The exercise:
Quote all of the data exactly as given. Skip every picture it contains.

Raw records:
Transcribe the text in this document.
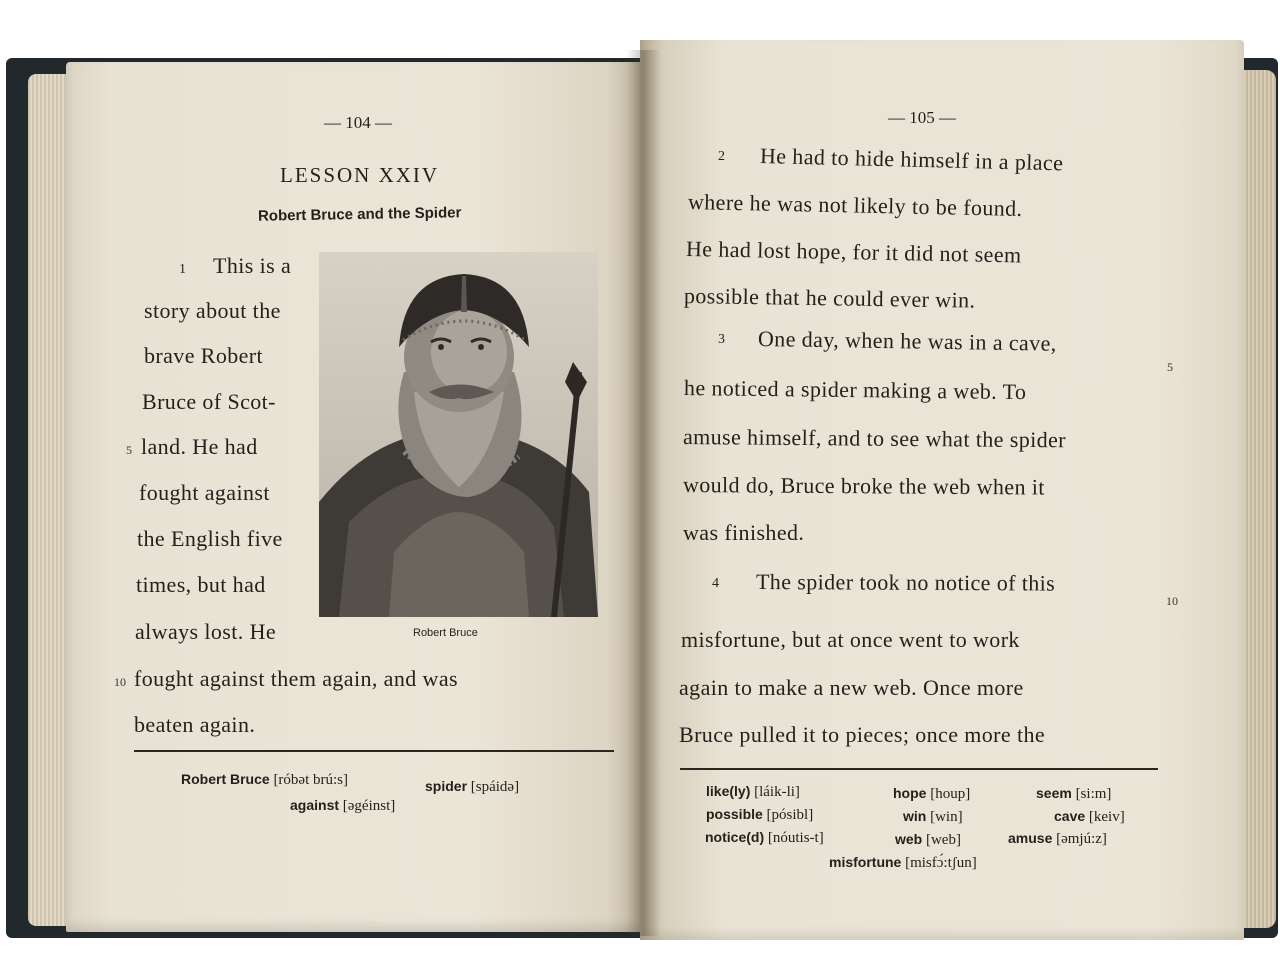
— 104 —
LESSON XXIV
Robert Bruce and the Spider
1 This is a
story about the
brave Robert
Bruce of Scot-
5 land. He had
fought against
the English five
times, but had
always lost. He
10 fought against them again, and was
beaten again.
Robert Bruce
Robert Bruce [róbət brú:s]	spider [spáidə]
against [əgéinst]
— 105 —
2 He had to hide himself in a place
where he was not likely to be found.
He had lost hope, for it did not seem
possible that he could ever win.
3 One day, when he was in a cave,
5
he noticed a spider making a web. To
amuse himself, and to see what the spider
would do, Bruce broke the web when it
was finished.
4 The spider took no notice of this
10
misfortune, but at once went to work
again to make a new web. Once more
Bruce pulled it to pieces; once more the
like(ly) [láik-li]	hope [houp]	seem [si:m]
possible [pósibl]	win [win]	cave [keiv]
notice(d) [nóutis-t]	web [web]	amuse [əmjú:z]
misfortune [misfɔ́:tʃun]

Complete output:
Transcribe the text in this document.
— 104 —
LESSON XXIV
Robert Bruce and the Spider
1 This is a
story about the
brave Robert
Bruce of Scot-
5 land. He had
fought against
the English five
times, but had
always lost. He
10 fought against them again, and was
beaten again.
Robert Bruce
Robert Bruce [róbət brú:s]	spider [spáidə]
against [əgéinst]
— 105 —
2 He had to hide himself in a place
where he was not likely to be found.
He had lost hope, for it did not seem
possible that he could ever win.
3 One day, when he was in a cave,
5
he noticed a spider making a web. To
amuse himself, and to see what the spider
would do, Bruce broke the web when it
was finished.
4 The spider took no notice of this
10
misfortune, but at once went to work
again to make a new web. Once more
Bruce pulled it to pieces; once more the
like(ly) [láik-li]	hope [houp]	seem [si:m]
possible [pósibl]	win [win]	cave [keiv]
notice(d) [nóutis-t]	web [web]	amuse [əmjú:z]
misfortune [misfɔ́:tʃun]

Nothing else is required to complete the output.